● **RECORDED DATA**:
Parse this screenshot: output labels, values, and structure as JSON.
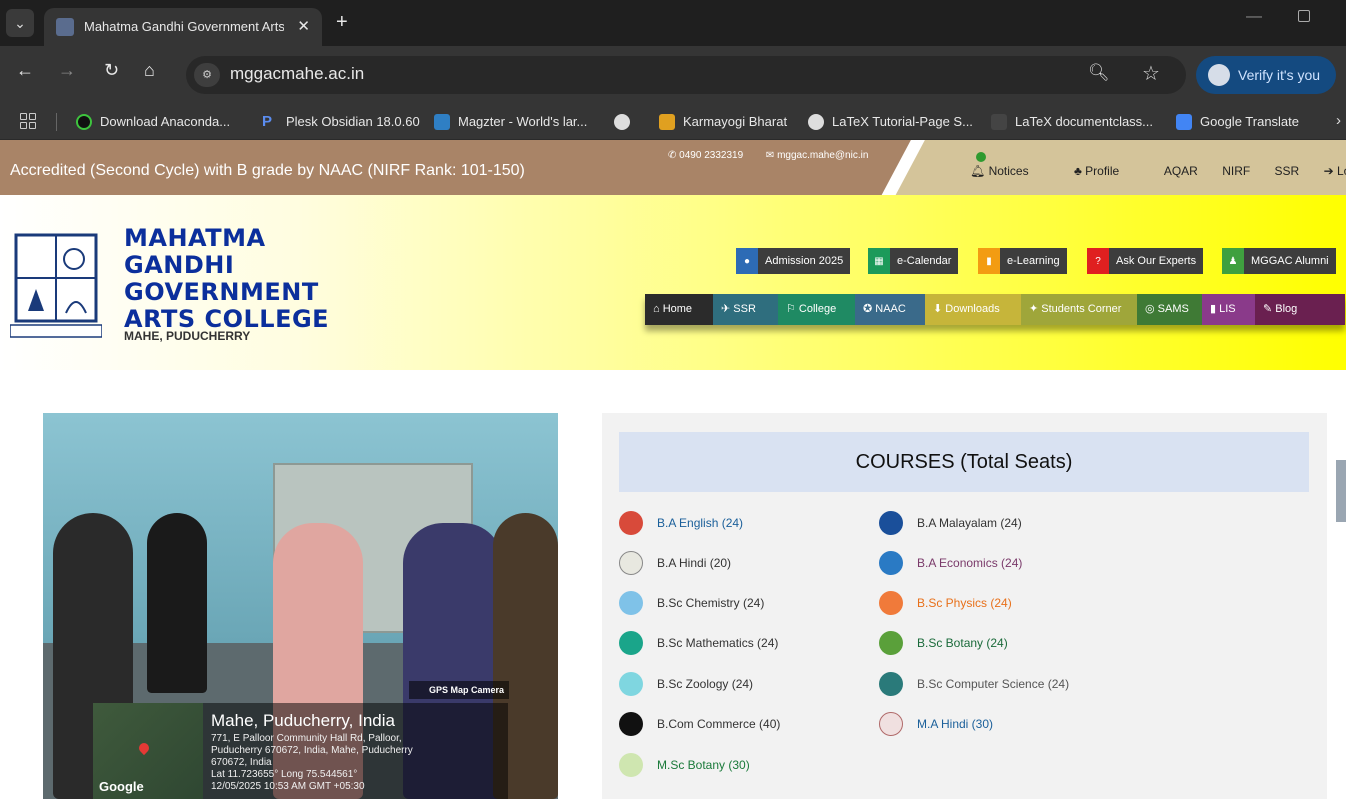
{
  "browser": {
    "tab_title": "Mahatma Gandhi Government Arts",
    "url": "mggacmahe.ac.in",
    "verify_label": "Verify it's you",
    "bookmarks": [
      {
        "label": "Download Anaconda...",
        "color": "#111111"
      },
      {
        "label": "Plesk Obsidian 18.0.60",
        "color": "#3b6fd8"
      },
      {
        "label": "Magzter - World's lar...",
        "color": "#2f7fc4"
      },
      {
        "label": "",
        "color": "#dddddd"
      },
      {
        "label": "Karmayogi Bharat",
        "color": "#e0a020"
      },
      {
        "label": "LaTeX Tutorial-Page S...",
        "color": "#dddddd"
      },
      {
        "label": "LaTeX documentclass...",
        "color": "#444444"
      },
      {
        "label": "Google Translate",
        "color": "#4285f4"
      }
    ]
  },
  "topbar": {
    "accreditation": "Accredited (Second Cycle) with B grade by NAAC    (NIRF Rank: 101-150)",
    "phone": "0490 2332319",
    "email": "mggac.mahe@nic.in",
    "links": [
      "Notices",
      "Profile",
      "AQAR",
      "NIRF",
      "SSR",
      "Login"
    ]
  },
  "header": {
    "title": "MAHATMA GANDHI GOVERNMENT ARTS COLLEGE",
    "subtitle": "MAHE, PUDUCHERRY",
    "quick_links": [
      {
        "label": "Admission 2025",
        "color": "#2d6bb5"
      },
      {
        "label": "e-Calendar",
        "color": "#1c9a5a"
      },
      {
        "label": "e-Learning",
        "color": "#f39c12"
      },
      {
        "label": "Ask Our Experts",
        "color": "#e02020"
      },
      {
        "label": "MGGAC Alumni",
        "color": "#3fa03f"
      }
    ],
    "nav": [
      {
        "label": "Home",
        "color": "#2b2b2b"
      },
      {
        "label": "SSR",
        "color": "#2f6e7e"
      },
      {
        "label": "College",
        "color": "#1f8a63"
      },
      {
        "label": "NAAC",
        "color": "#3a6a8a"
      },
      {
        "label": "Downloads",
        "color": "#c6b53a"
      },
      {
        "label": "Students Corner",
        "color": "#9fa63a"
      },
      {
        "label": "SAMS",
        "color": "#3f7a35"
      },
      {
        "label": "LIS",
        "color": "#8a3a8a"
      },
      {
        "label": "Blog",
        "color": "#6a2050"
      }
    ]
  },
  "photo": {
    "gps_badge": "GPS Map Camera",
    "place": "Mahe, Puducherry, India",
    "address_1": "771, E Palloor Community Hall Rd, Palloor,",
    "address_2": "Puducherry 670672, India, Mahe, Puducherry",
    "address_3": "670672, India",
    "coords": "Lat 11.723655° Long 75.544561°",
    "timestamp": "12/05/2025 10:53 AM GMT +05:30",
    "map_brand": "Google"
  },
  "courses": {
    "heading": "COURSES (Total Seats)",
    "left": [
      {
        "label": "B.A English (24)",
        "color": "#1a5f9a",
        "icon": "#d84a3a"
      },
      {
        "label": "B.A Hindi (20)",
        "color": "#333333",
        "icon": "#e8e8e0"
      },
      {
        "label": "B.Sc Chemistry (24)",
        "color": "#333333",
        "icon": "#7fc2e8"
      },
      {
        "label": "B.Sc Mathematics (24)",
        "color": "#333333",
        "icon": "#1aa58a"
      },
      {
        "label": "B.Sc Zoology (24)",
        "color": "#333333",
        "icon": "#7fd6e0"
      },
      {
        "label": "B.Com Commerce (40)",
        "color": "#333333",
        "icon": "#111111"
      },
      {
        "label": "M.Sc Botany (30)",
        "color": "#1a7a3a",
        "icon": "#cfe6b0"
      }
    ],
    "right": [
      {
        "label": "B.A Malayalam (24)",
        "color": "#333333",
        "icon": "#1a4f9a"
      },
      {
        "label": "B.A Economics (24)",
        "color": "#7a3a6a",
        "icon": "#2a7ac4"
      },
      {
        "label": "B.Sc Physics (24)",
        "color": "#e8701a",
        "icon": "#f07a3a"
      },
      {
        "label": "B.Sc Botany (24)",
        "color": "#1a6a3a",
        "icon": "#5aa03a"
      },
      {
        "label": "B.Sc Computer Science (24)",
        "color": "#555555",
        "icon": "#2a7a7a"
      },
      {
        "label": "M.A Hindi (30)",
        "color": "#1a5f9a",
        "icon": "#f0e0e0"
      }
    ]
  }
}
* * *
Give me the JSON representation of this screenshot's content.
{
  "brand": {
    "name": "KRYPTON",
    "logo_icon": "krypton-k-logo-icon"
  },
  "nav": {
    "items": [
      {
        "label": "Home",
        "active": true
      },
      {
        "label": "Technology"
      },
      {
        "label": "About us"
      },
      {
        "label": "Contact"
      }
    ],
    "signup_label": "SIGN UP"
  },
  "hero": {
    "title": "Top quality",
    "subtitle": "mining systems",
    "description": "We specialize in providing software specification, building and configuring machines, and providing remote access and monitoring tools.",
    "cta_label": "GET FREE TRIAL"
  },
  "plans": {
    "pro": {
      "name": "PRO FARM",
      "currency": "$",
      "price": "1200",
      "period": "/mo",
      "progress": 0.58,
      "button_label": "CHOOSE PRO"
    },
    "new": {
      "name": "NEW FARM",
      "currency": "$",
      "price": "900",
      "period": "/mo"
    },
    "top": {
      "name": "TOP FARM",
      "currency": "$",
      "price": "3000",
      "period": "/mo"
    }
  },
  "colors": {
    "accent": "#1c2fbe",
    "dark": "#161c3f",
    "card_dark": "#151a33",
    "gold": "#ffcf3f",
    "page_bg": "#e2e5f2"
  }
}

● **EXERCISE GOAL**:
Lines that include the word "NAAC" are to be extracted from the data above.

● **RESULT**:
    "accreditation": "Accredited (Second Cycle) with B grade by NAAC    (NIRF Rank: 101-150)",
        "label": "NAAC",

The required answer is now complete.